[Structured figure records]
[Start]

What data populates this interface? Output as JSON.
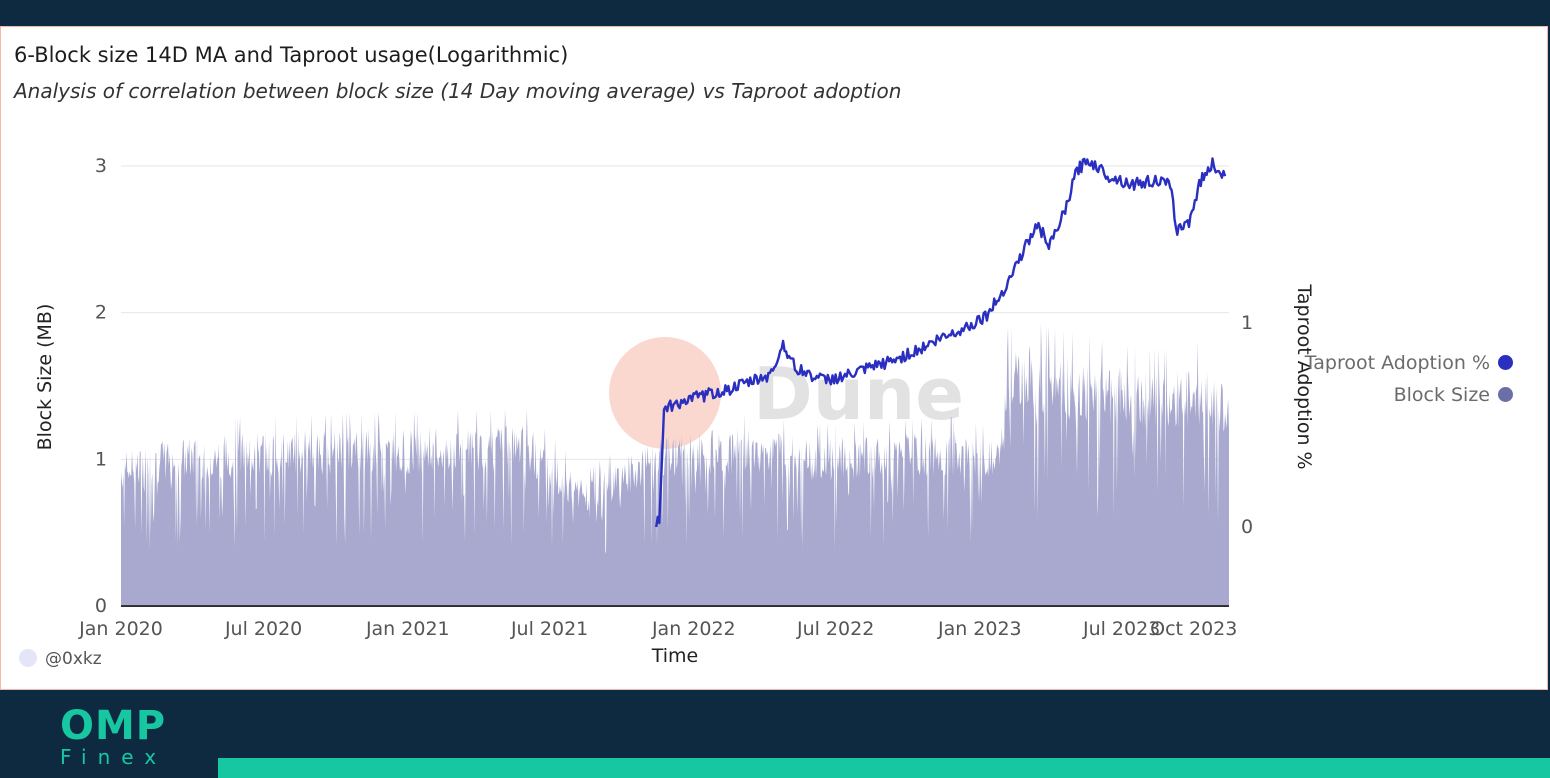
{
  "header": {
    "title": "6-Block size 14D MA and Taproot usage(Logarithmic)",
    "subtitle": "Analysis of correlation between block size (14 Day moving average) vs Taproot adoption"
  },
  "author": "@0xkz",
  "watermark": "Dune",
  "brand": {
    "name": "OMP",
    "sub": "Finex"
  },
  "colors": {
    "background": "#0e2a40",
    "accent": "#17c7a2",
    "block_size": "#a9a9cf",
    "block_size_legend": "#6b6fa8",
    "taproot": "#2b2fc0"
  },
  "chart_data": {
    "type": "area+line",
    "xlabel": "Time",
    "ylabel": "Block Size (MB)",
    "y2label": "Taproot Adoption %",
    "xticks": [
      "Jan 2020",
      "Jul 2020",
      "Jan 2021",
      "Jul 2021",
      "Jan 2022",
      "Jul 2022",
      "Jan 2023",
      "Jul 2023",
      "Oct 2023"
    ],
    "xtick_dates": [
      "2020-01-01",
      "2020-07-01",
      "2021-01-01",
      "2021-07-01",
      "2022-01-01",
      "2022-07-01",
      "2023-01-01",
      "2023-07-01",
      "2023-10-01"
    ],
    "x_range": [
      "2020-01-01",
      "2023-11-15"
    ],
    "ylim": [
      0,
      3
    ],
    "yticks": [
      0,
      1,
      2,
      3
    ],
    "y2ticks": [
      0,
      1
    ],
    "grid": true,
    "legend_position": "right",
    "series": [
      {
        "name": "Taproot Adoption %",
        "axis": "right",
        "points": [
          [
            "2021-11-14",
            0.0
          ],
          [
            "2021-11-16",
            0.05
          ],
          [
            "2021-11-18",
            0.02
          ],
          [
            "2021-11-24",
            0.58
          ],
          [
            "2021-12-20",
            0.62
          ],
          [
            "2022-01-20",
            0.65
          ],
          [
            "2022-02-20",
            0.68
          ],
          [
            "2022-03-20",
            0.72
          ],
          [
            "2022-04-10",
            0.75
          ],
          [
            "2022-04-25",
            0.9
          ],
          [
            "2022-05-10",
            0.78
          ],
          [
            "2022-06-15",
            0.72
          ],
          [
            "2022-07-15",
            0.74
          ],
          [
            "2022-08-15",
            0.78
          ],
          [
            "2022-09-15",
            0.82
          ],
          [
            "2022-10-15",
            0.87
          ],
          [
            "2022-11-15",
            0.93
          ],
          [
            "2022-12-15",
            0.98
          ],
          [
            "2023-01-10",
            1.04
          ],
          [
            "2023-01-25",
            1.12
          ],
          [
            "2023-02-08",
            1.22
          ],
          [
            "2023-02-25",
            1.35
          ],
          [
            "2023-03-15",
            1.48
          ],
          [
            "2023-04-01",
            1.38
          ],
          [
            "2023-04-20",
            1.55
          ],
          [
            "2023-05-05",
            1.75
          ],
          [
            "2023-05-20",
            1.8
          ],
          [
            "2023-06-15",
            1.72
          ],
          [
            "2023-07-15",
            1.68
          ],
          [
            "2023-08-15",
            1.7
          ],
          [
            "2023-09-01",
            1.67
          ],
          [
            "2023-09-10",
            1.45
          ],
          [
            "2023-09-25",
            1.5
          ],
          [
            "2023-10-10",
            1.7
          ],
          [
            "2023-10-25",
            1.78
          ],
          [
            "2023-11-10",
            1.72
          ]
        ]
      },
      {
        "name": "Block Size",
        "axis": "left",
        "points": [
          [
            "2020-01-01",
            1.0
          ],
          [
            "2020-03-01",
            1.08
          ],
          [
            "2020-06-01",
            1.12
          ],
          [
            "2020-09-01",
            1.14
          ],
          [
            "2020-12-01",
            1.15
          ],
          [
            "2021-03-01",
            1.16
          ],
          [
            "2021-06-01",
            1.17
          ],
          [
            "2021-08-15",
            0.8
          ],
          [
            "2021-10-01",
            0.95
          ],
          [
            "2021-12-01",
            1.12
          ],
          [
            "2022-03-01",
            1.15
          ],
          [
            "2022-06-01",
            1.08
          ],
          [
            "2022-09-01",
            1.1
          ],
          [
            "2022-12-01",
            1.12
          ],
          [
            "2023-01-25",
            1.05
          ],
          [
            "2023-02-05",
            1.65
          ],
          [
            "2023-03-01",
            1.7
          ],
          [
            "2023-05-01",
            1.62
          ],
          [
            "2023-07-01",
            1.55
          ],
          [
            "2023-09-01",
            1.52
          ],
          [
            "2023-10-15",
            1.58
          ],
          [
            "2023-11-15",
            1.4
          ]
        ]
      }
    ]
  }
}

[End]

Work instructions — Quote the data exactly, leaving every image out of the copy.

Response to the task —
What data populates this interface? Output as JSON.
{
  "header": {
    "title": "6-Block size 14D MA and Taproot usage(Logarithmic)",
    "subtitle": "Analysis of correlation between block size (14 Day moving average) vs Taproot adoption"
  },
  "author": "@0xkz",
  "watermark": "Dune",
  "brand": {
    "name": "OMP",
    "sub": "Finex"
  },
  "colors": {
    "background": "#0e2a40",
    "accent": "#17c7a2",
    "block_size": "#a9a9cf",
    "block_size_legend": "#6b6fa8",
    "taproot": "#2b2fc0"
  },
  "chart_data": {
    "type": "area+line",
    "xlabel": "Time",
    "ylabel": "Block Size (MB)",
    "y2label": "Taproot Adoption %",
    "xticks": [
      "Jan 2020",
      "Jul 2020",
      "Jan 2021",
      "Jul 2021",
      "Jan 2022",
      "Jul 2022",
      "Jan 2023",
      "Jul 2023",
      "Oct 2023"
    ],
    "xtick_dates": [
      "2020-01-01",
      "2020-07-01",
      "2021-01-01",
      "2021-07-01",
      "2022-01-01",
      "2022-07-01",
      "2023-01-01",
      "2023-07-01",
      "2023-10-01"
    ],
    "x_range": [
      "2020-01-01",
      "2023-11-15"
    ],
    "ylim": [
      0,
      3
    ],
    "yticks": [
      0,
      1,
      2,
      3
    ],
    "y2ticks": [
      0,
      1
    ],
    "grid": true,
    "legend_position": "right",
    "series": [
      {
        "name": "Taproot Adoption %",
        "axis": "right",
        "points": [
          [
            "2021-11-14",
            0.0
          ],
          [
            "2021-11-16",
            0.05
          ],
          [
            "2021-11-18",
            0.02
          ],
          [
            "2021-11-24",
            0.58
          ],
          [
            "2021-12-20",
            0.62
          ],
          [
            "2022-01-20",
            0.65
          ],
          [
            "2022-02-20",
            0.68
          ],
          [
            "2022-03-20",
            0.72
          ],
          [
            "2022-04-10",
            0.75
          ],
          [
            "2022-04-25",
            0.9
          ],
          [
            "2022-05-10",
            0.78
          ],
          [
            "2022-06-15",
            0.72
          ],
          [
            "2022-07-15",
            0.74
          ],
          [
            "2022-08-15",
            0.78
          ],
          [
            "2022-09-15",
            0.82
          ],
          [
            "2022-10-15",
            0.87
          ],
          [
            "2022-11-15",
            0.93
          ],
          [
            "2022-12-15",
            0.98
          ],
          [
            "2023-01-10",
            1.04
          ],
          [
            "2023-01-25",
            1.12
          ],
          [
            "2023-02-08",
            1.22
          ],
          [
            "2023-02-25",
            1.35
          ],
          [
            "2023-03-15",
            1.48
          ],
          [
            "2023-04-01",
            1.38
          ],
          [
            "2023-04-20",
            1.55
          ],
          [
            "2023-05-05",
            1.75
          ],
          [
            "2023-05-20",
            1.8
          ],
          [
            "2023-06-15",
            1.72
          ],
          [
            "2023-07-15",
            1.68
          ],
          [
            "2023-08-15",
            1.7
          ],
          [
            "2023-09-01",
            1.67
          ],
          [
            "2023-09-10",
            1.45
          ],
          [
            "2023-09-25",
            1.5
          ],
          [
            "2023-10-10",
            1.7
          ],
          [
            "2023-10-25",
            1.78
          ],
          [
            "2023-11-10",
            1.72
          ]
        ]
      },
      {
        "name": "Block Size",
        "axis": "left",
        "points": [
          [
            "2020-01-01",
            1.0
          ],
          [
            "2020-03-01",
            1.08
          ],
          [
            "2020-06-01",
            1.12
          ],
          [
            "2020-09-01",
            1.14
          ],
          [
            "2020-12-01",
            1.15
          ],
          [
            "2021-03-01",
            1.16
          ],
          [
            "2021-06-01",
            1.17
          ],
          [
            "2021-08-15",
            0.8
          ],
          [
            "2021-10-01",
            0.95
          ],
          [
            "2021-12-01",
            1.12
          ],
          [
            "2022-03-01",
            1.15
          ],
          [
            "2022-06-01",
            1.08
          ],
          [
            "2022-09-01",
            1.1
          ],
          [
            "2022-12-01",
            1.12
          ],
          [
            "2023-01-25",
            1.05
          ],
          [
            "2023-02-05",
            1.65
          ],
          [
            "2023-03-01",
            1.7
          ],
          [
            "2023-05-01",
            1.62
          ],
          [
            "2023-07-01",
            1.55
          ],
          [
            "2023-09-01",
            1.52
          ],
          [
            "2023-10-15",
            1.58
          ],
          [
            "2023-11-15",
            1.4
          ]
        ]
      }
    ]
  }
}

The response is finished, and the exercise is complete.